▼
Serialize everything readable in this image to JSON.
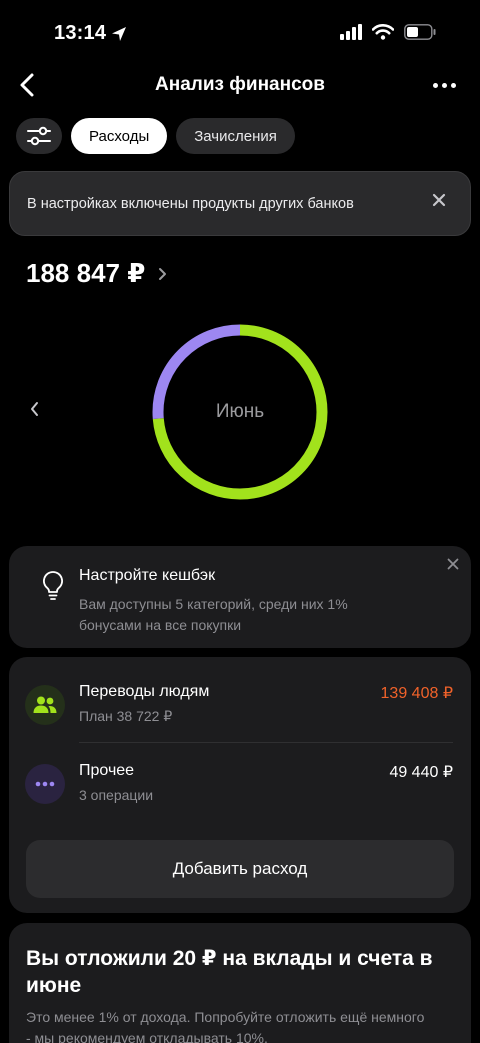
{
  "status": {
    "time": "13:14"
  },
  "nav": {
    "title": "Анализ финансов"
  },
  "filters": {
    "tab_expenses": "Расходы",
    "tab_income": "Зачисления"
  },
  "banner": {
    "text": "В настройках включены продукты других банков"
  },
  "total": {
    "amount": "188 847 ₽"
  },
  "donut": {
    "label": "Июнь",
    "segments": [
      {
        "share": 0.737,
        "color": "#a2e21c"
      },
      {
        "share": 0.263,
        "color": "#9d87f2"
      }
    ]
  },
  "cashback": {
    "title": "Настройте кешбэк",
    "subtitle": "Вам доступны 5 категорий, среди них 1% бонусами на все покупки"
  },
  "expenses": {
    "items": [
      {
        "name": "Переводы людям",
        "sub": "План 38 722 ₽",
        "amount": "139 408 ₽",
        "amount_color": "#f0622a",
        "icon": "people-icon",
        "icon_color": "#a2e21c"
      },
      {
        "name": "Прочее",
        "sub": "3 операции",
        "amount": "49 440 ₽",
        "amount_color": "#ffffff",
        "icon": "dots-icon",
        "icon_color": "#9d87f2"
      }
    ],
    "add_label": "Добавить расход"
  },
  "savings": {
    "title": "Вы отложили 20 ₽ на вклады и счета в июне",
    "text": "Это менее 1% от дохода. Попробуйте отложить ещё немного - мы рекомендуем откладывать 10%."
  }
}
▲
What you have to do:
Lines that include the word "text" are to be extracted from the data above.

Output for this exercise:
    "text": "В настройках включены продукты других банков"
    "text": "Это менее 1% от дохода. Попробуйте отложить ещё немного - мы рекомендуем откладывать 10%."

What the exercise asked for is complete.